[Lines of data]
** Start **

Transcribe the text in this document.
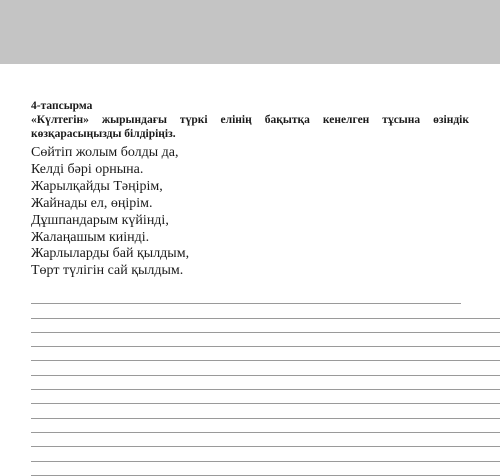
4-тапсырма
«Күлтегін» жырындағы түркі елінің бақытқа кенелген тұсына өзіндік көзқарасыңызды білдіріңіз.
Сөйтіп жолым болды да,
Келді бәрі орнына.
Жарылқайды Тәңірім,
Жайнады ел, өңірім.
Дұшпандарым күйінді,
Жалаңашым киінді.
Жарлыларды бай қылдым,
Төрт түлігін сай қылдым.
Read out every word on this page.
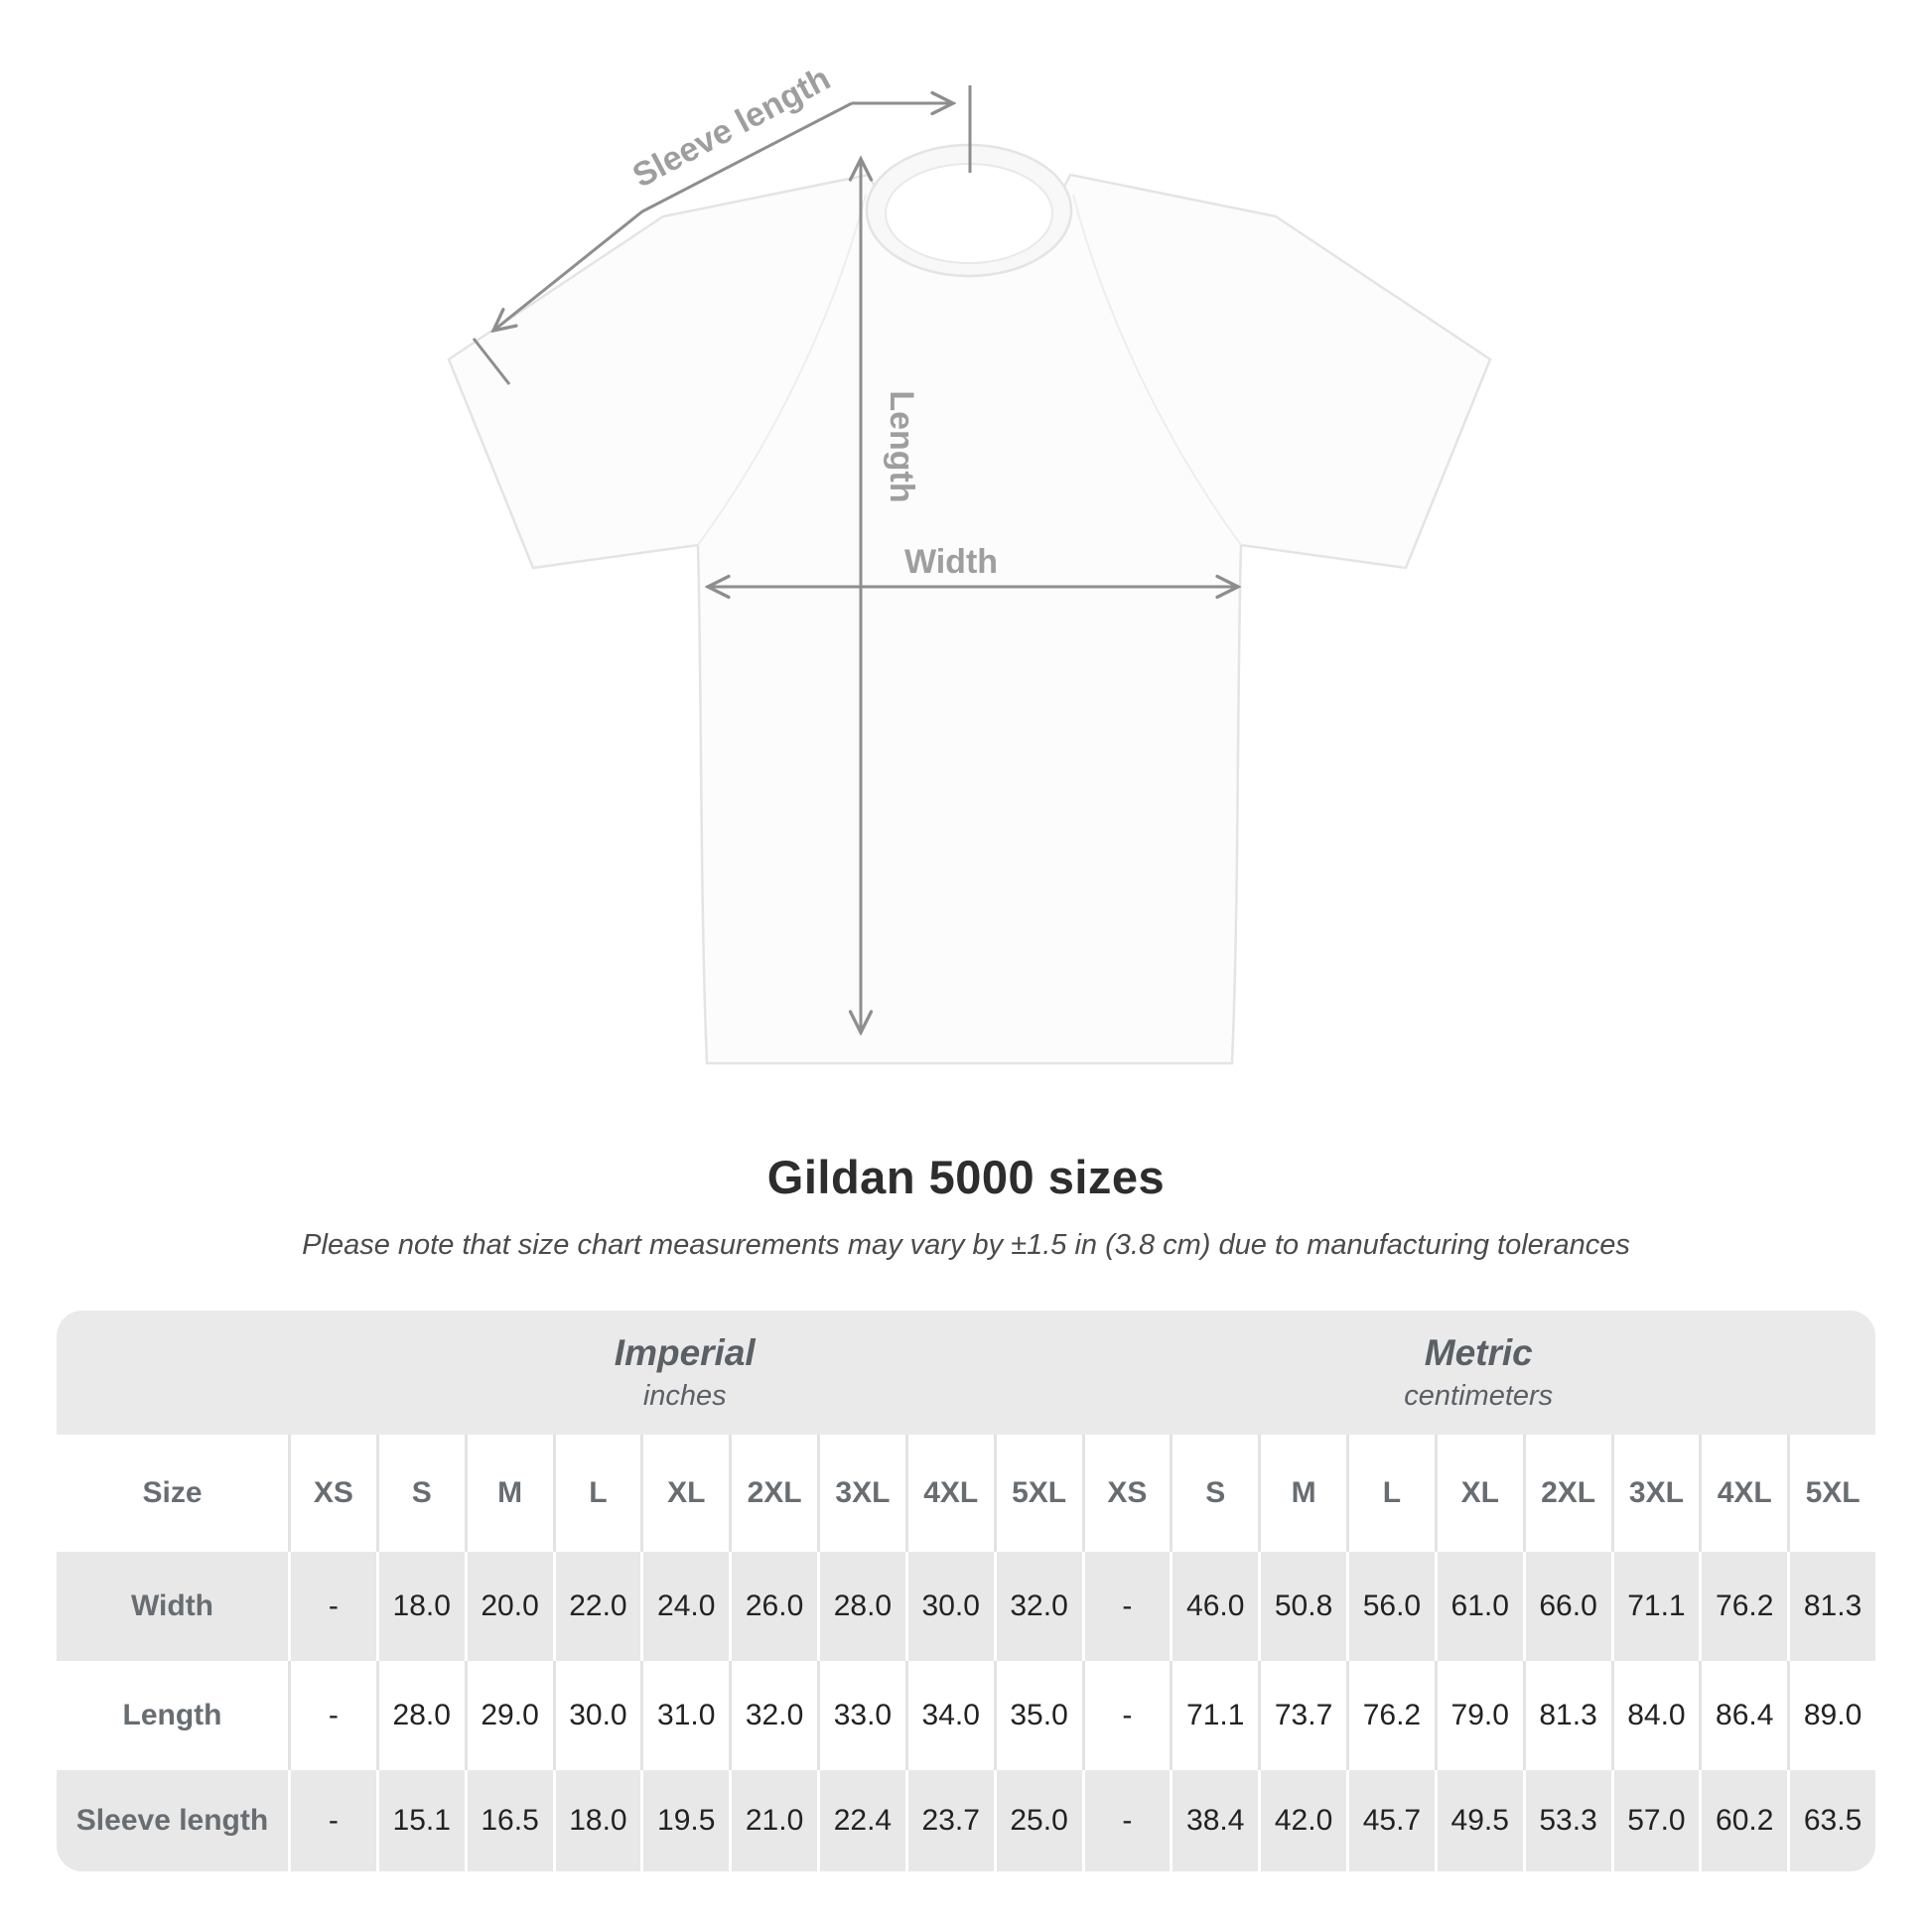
Sleeve length
Length
Width
Gildan 5000 sizes
Please note that size chart measurements may vary by ±1.5 in (3.8 cm) due to manufacturing tolerances
Imperial
inches
Metric
centimeters
Size	XS	S	M	L	XL	2XL	3XL	4XL	5XL	XS	S	M	L	XL	2XL	3XL	4XL	5XL
Width	-	18.0	20.0	22.0	24.0	26.0	28.0	30.0	32.0	-	46.0	50.8	56.0	61.0	66.0	71.1	76.2	81.3
Length	-	28.0	29.0	30.0	31.0	32.0	33.0	34.0	35.0	-	71.1	73.7	76.2	79.0	81.3	84.0	86.4	89.0
Sleeve length	-	15.1	16.5	18.0	19.5	21.0	22.4	23.7	25.0	-	38.4	42.0	45.7	49.5	53.3	57.0	60.2	63.5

** End **

* THE PROBLEM: Look through the records and gather each line with the word "this".

* TASK ANSWER:
Transcribe the text in this document.
Read out every word on this page.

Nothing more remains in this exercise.